• **EXERCISE REQUIREMENTS**
1. In the court opinion excerpt, rewrite as a short list the paragraph beginning "In Count VI of the Amended Complaint", keeping its main facts.
2. According to the court opinion excerpt, how many barrels of No. 6 Fuel Oil does Plaintiff allege that Defendant sold?

• **DOCUMENT EXCERPT**
|---|
In light of the applicable Tennessee law, the Court concludes that Plaintiff has failed to plead its claim for promissory estoppel for the same reasons that it could not state its claims for fraud in the inducement and promissory fraud. Plaintiff cannot establish reasonable reliance on the alleged promises Defendant made in late 2007. Plaintiff proposed that the parties would terminate their agreement upon ninety-days notice, which gave each party the right to walk away prior to the expiration of Plaintiffs Martin lease. Furthermore, the Court does not believe that Plaintiff has plausibly plead that Defendant’s conduct borders on fraud. As a result, Plaintiff should not be able to avail itself of the exceptional relief provided by the doctrine of promissory estoppel or equitable estoppel. Therefore, Plaintiffs claim for promissory estoppel and equitable estoppel is dismissed.

D. Conversion

In Count VI of the Amended Complaint, Plaintiff has alleged that Defendant’s sale of over 800,000 barrels of No. 6 Fuel Oil to which Plaintiff had immediate right of possession amounts to conversion. The intentional tort of conversion under Tennessee law is “the appropriation of the thing to the party’s own use and benefit, by the exercise of dominion over it, in defiance of the plaintiffs rights.” In order to state claim for conversion, a plaintiff must allege the following elements: (1) the appropriation of another’s property to one’s own use and benefit, (2) by the intentional exercise of dominion over it, (3) in defiance of the true owner’s rights.
|---|
Records in a dataset
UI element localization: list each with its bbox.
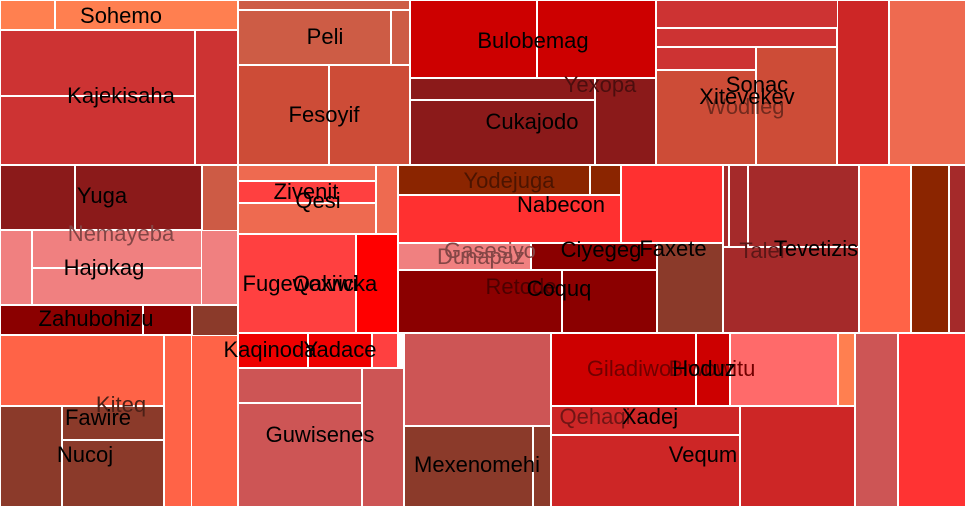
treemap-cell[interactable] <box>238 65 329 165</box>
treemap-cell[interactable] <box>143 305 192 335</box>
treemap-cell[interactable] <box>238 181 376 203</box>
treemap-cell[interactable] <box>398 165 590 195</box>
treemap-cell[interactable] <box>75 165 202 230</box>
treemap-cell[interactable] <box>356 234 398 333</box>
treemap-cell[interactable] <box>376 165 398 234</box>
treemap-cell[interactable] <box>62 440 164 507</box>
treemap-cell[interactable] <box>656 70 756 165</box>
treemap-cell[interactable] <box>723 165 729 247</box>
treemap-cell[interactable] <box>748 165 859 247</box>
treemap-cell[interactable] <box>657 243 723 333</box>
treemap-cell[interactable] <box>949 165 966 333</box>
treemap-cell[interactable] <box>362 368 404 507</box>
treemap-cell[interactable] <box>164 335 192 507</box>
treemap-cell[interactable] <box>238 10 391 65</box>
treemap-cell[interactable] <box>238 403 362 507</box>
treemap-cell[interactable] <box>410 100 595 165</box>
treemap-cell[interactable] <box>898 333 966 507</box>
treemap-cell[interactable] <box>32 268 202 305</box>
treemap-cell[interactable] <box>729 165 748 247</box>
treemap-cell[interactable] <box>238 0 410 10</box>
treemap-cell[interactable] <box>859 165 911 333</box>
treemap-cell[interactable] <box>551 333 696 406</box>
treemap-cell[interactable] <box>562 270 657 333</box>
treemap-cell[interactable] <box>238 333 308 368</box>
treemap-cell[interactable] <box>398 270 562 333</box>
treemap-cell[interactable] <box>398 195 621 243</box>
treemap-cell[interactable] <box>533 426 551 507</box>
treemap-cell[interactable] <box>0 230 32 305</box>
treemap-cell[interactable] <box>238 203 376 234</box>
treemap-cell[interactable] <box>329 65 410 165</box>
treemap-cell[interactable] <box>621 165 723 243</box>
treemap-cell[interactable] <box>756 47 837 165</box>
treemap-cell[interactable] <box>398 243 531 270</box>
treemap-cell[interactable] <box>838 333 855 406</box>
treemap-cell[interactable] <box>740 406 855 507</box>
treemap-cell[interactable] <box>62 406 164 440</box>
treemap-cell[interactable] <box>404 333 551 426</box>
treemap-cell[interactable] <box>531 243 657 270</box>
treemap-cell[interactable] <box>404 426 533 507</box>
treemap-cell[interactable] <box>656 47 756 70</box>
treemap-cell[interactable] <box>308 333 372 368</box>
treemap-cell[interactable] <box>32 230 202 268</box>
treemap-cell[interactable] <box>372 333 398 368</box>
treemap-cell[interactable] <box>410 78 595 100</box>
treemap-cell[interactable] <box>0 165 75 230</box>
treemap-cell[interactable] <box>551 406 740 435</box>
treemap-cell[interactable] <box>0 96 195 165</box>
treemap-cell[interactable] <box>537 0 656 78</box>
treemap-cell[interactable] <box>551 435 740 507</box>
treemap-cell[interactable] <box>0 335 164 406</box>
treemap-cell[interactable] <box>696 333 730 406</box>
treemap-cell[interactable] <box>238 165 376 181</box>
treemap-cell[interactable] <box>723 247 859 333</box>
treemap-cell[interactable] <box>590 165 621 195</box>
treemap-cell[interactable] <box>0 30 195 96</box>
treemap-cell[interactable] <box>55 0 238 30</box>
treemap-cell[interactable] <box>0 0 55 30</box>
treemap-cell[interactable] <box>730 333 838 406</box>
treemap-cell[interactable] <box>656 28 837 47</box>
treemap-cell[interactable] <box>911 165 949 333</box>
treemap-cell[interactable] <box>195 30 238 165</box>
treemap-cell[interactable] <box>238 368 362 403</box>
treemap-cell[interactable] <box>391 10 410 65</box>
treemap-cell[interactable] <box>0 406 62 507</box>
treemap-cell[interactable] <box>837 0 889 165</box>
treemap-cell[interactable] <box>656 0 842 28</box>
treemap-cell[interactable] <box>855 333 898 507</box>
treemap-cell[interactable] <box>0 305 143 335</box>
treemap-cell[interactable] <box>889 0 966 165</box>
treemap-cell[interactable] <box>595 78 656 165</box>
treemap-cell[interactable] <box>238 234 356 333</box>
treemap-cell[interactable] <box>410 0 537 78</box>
|---|
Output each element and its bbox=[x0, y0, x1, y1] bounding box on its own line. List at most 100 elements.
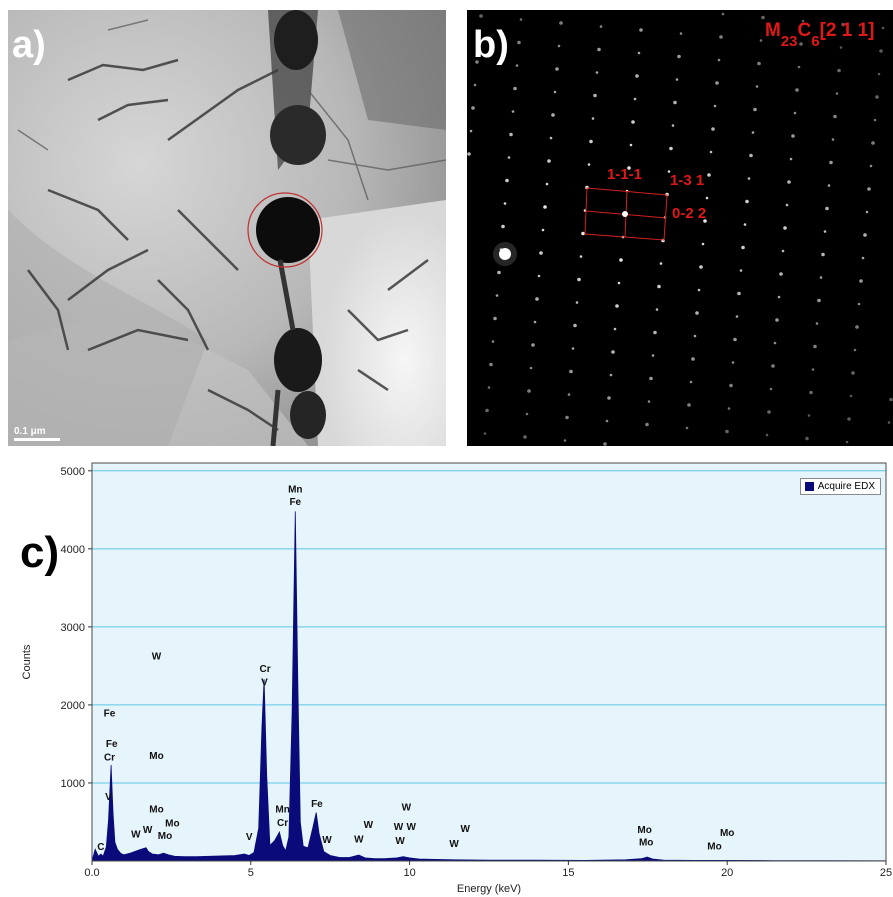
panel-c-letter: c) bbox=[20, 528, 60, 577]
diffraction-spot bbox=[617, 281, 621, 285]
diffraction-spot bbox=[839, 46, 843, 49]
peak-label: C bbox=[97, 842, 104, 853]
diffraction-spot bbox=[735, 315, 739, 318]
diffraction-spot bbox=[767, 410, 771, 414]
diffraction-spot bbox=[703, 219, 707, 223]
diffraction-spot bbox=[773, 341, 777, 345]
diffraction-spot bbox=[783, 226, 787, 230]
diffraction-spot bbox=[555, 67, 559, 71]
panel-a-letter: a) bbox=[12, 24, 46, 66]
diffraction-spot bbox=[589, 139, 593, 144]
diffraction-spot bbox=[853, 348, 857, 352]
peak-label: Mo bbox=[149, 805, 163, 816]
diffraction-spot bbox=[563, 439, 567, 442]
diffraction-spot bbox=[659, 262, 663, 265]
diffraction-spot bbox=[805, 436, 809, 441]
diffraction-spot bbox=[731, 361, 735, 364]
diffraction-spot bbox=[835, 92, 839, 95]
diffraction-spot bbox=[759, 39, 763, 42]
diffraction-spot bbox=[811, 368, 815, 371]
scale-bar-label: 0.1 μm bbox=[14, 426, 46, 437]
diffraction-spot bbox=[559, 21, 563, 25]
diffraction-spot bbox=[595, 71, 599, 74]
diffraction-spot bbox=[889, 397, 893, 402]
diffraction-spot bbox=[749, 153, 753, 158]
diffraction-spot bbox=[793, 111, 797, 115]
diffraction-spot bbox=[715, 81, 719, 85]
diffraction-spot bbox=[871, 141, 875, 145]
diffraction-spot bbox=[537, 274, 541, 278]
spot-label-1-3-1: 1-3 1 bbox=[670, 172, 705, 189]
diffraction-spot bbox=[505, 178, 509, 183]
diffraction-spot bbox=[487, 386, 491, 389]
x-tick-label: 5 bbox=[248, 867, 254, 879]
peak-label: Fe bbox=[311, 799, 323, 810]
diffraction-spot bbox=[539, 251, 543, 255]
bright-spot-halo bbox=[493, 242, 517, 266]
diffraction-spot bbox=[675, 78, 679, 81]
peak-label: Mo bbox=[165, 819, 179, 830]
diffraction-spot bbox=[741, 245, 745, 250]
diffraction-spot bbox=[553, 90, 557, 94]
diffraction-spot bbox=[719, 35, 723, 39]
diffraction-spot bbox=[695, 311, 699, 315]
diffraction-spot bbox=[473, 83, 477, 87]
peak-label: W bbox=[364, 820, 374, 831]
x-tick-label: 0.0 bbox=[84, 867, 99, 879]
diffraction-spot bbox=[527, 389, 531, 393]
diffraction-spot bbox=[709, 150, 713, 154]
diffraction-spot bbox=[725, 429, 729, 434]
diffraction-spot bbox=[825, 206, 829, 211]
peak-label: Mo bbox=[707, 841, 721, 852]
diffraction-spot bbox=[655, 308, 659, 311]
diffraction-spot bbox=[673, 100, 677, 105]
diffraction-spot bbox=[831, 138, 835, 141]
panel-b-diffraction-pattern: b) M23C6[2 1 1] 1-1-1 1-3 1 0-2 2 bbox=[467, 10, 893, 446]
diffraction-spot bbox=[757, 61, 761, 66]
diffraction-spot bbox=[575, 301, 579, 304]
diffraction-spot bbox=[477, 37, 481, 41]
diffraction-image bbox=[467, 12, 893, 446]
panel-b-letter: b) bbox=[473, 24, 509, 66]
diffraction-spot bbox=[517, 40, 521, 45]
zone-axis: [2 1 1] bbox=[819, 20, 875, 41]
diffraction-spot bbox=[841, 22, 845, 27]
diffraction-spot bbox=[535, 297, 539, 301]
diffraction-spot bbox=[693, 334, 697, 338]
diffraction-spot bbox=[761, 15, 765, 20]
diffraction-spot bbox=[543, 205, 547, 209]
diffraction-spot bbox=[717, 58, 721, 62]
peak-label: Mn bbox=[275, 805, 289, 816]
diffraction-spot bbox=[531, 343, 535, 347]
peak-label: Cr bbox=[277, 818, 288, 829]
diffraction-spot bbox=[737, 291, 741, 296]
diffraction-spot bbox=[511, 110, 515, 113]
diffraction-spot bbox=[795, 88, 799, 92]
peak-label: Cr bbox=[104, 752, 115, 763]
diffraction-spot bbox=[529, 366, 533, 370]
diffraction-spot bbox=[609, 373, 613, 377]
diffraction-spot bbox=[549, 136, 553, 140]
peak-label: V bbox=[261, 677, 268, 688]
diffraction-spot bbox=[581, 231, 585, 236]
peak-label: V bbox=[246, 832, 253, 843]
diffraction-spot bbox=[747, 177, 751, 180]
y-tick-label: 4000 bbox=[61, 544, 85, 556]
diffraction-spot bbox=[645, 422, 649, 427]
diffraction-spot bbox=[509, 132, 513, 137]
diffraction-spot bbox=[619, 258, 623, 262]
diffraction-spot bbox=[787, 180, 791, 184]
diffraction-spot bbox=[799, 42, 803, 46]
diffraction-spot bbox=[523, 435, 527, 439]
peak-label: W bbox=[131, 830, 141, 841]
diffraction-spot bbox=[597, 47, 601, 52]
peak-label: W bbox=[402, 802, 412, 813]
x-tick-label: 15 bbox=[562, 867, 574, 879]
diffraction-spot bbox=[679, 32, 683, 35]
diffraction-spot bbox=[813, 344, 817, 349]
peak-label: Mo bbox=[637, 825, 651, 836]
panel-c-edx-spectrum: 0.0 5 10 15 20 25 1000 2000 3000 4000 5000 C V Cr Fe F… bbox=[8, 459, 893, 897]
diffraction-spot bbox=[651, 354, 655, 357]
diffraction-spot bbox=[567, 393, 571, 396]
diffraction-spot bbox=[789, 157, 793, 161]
|---|
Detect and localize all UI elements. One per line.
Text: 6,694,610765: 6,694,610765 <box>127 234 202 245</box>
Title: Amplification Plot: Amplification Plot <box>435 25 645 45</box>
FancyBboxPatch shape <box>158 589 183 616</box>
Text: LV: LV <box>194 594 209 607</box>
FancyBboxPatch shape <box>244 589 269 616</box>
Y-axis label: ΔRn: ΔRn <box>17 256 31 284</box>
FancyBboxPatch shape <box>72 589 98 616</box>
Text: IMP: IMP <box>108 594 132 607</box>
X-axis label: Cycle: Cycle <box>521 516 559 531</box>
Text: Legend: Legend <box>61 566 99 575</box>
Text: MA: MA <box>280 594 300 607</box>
|---|
• **EXPECTED RESPONSES**
1.
- Count VI of the Amended Complaint alleges conversion.
- The alleged conversion is Defendant's sale of over 800,000 barrels of No. 6 Fuel Oil to which Plaintiff had an immediate right of possession.
- Under Tennessee law, conversion is an intentional tort: appropriating a thing to one's own use and benefit by exercising dominion over it in defiance of the plaintiff's rights.
- A conversion claim must allege three elements:
  1. appropriation of another's property to one's own use and benefit
  2. by the intentional exercise of dominion over it
  3. in defiance of the true owner's rights

2. Over 800,000 barrels.